- [Work to be completed]:
Give the number of lines containing the word "СКЛАДЧАТЫХ" and nothing more.
::::::::
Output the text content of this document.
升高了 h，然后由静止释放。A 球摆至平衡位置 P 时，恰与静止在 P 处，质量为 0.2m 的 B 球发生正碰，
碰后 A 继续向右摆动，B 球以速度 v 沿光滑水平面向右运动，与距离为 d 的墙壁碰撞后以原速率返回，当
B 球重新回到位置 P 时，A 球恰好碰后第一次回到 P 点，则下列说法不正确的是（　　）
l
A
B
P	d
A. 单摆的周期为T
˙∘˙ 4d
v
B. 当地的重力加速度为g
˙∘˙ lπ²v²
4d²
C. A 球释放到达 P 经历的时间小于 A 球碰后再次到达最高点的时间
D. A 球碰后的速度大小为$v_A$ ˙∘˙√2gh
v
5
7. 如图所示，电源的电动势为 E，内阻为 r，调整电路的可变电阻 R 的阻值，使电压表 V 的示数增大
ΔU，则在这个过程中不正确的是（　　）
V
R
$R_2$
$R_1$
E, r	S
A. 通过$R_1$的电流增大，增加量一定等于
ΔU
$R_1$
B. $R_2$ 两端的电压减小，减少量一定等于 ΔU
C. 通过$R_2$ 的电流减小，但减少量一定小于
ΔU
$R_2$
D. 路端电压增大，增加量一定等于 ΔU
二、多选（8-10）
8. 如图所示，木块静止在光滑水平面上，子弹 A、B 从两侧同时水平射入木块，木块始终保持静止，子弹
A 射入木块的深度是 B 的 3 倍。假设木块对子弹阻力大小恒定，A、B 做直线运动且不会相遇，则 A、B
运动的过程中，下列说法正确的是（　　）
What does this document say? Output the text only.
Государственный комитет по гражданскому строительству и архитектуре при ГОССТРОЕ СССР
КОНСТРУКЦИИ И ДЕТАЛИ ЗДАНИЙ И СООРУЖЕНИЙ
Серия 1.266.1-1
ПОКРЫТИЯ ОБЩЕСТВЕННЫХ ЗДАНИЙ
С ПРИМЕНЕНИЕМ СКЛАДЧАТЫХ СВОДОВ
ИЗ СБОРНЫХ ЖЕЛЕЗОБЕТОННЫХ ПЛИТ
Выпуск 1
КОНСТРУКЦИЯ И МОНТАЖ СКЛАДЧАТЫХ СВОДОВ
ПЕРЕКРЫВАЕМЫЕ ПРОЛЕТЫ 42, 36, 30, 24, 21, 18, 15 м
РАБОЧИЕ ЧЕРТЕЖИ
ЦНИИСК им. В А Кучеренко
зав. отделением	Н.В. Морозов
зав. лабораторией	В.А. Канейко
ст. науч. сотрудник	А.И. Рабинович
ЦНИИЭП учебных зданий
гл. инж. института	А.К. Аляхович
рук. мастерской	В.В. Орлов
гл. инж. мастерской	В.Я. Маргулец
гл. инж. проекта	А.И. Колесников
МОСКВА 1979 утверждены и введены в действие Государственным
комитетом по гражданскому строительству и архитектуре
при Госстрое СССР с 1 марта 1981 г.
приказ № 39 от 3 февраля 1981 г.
::::::::
- [Right answer]:
2